→ **Data lines**
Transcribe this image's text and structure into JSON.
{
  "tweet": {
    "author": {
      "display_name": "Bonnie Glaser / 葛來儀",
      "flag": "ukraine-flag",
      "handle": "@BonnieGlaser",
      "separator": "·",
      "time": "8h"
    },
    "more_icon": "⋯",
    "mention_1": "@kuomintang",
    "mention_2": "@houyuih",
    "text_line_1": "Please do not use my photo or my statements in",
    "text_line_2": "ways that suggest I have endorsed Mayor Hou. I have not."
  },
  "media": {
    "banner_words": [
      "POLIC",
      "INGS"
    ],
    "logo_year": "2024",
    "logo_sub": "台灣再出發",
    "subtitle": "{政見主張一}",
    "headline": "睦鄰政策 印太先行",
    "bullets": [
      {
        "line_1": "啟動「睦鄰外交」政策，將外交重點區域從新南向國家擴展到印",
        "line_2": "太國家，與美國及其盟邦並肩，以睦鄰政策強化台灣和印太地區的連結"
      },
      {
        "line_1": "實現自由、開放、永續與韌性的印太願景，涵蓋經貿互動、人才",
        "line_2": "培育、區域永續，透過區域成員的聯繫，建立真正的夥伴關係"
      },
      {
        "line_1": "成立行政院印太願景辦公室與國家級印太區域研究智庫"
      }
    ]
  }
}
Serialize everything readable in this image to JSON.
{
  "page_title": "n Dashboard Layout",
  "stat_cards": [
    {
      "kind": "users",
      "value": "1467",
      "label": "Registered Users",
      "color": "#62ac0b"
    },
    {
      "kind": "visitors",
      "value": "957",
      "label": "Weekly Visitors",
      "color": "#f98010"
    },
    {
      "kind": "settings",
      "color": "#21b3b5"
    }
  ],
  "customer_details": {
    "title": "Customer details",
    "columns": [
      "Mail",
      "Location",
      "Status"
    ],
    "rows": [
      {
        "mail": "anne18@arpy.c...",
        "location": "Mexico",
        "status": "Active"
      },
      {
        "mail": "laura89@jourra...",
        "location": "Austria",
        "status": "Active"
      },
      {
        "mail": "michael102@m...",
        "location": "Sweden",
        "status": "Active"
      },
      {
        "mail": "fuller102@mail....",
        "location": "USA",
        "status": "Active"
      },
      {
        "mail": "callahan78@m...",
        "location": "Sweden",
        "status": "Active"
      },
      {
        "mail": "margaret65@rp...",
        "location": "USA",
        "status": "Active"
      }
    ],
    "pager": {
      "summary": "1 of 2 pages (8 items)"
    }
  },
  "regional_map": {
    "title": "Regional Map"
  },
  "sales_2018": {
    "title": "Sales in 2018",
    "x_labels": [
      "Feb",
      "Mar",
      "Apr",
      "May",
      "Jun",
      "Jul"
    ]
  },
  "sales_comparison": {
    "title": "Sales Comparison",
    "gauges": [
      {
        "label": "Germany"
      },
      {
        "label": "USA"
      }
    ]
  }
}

→ **What is asked**
Report how many lines in the listing above include the word "kind". Give nothing but the number.

→ **Response to this task**
3